— Start of Raw data —
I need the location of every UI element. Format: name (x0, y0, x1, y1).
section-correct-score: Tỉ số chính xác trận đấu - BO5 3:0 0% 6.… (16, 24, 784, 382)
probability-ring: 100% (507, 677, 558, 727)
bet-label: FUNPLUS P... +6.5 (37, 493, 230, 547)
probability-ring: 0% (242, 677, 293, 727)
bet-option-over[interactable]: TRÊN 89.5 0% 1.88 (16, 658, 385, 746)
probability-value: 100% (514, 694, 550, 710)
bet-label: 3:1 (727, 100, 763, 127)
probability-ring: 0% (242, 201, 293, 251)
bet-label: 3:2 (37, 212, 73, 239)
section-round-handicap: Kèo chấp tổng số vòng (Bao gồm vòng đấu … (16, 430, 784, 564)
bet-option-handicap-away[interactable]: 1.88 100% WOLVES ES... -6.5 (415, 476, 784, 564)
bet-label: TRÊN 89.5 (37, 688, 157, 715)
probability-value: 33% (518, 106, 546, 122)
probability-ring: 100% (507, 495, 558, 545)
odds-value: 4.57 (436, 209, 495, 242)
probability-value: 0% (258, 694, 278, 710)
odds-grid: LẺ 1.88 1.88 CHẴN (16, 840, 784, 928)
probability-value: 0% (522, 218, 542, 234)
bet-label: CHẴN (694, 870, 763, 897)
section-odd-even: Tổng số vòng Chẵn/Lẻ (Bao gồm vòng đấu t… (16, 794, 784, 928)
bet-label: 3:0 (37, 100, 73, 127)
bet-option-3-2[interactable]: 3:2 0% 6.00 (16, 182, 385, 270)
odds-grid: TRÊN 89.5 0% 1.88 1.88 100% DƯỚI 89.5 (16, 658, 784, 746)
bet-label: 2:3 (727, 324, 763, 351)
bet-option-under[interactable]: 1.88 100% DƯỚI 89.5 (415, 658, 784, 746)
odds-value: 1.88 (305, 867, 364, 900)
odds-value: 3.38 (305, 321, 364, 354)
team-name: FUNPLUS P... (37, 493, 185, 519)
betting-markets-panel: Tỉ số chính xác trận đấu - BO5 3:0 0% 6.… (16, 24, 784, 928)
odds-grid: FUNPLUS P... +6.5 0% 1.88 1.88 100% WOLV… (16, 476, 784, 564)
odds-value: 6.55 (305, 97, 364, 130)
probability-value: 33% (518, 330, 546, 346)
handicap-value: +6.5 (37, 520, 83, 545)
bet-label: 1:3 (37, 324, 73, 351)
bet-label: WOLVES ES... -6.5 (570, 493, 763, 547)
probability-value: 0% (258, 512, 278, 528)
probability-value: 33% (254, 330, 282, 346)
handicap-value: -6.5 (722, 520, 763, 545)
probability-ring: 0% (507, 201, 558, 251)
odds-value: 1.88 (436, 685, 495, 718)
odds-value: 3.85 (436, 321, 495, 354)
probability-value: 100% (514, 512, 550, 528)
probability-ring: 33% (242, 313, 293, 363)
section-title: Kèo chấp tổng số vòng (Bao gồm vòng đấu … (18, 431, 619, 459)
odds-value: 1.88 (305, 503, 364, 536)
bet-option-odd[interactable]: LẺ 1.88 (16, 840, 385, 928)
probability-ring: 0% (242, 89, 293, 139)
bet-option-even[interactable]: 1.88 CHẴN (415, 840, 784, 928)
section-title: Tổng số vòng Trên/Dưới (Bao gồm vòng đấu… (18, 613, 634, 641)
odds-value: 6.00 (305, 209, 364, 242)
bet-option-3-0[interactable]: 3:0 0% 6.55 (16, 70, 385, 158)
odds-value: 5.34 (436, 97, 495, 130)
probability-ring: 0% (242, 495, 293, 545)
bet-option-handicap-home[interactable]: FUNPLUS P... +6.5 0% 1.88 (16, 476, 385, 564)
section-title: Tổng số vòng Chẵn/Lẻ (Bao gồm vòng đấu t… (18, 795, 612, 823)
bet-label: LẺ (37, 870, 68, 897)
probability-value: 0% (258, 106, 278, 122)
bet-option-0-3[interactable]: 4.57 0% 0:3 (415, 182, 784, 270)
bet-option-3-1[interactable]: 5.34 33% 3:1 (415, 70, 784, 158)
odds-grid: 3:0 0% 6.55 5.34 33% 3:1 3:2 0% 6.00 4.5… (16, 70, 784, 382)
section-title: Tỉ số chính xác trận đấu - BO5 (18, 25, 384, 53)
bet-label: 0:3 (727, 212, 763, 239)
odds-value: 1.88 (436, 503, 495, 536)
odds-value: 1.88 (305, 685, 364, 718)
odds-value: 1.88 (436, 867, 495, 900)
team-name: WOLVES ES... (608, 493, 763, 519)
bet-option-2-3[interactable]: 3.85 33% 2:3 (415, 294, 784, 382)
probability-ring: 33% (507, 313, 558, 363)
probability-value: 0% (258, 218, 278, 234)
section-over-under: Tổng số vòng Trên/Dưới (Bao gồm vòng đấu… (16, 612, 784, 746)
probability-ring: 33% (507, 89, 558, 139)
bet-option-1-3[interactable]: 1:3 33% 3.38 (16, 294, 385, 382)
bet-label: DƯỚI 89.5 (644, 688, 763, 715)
— End of Raw data —
Please retype the data above from its first line through the line containing "bet-label: FUNPLUS P...", reproducing each line unchanged.

I need the location of every UI element. Format: name (x0, y0, x1, y1).
section-correct-score: Tỉ số chính xác trận đấu - BO5 3:0 0% 6.… (16, 24, 784, 382)
probability-ring: 100% (507, 677, 558, 727)
bet-label: FUNPLUS P... +6.5 (37, 493, 230, 547)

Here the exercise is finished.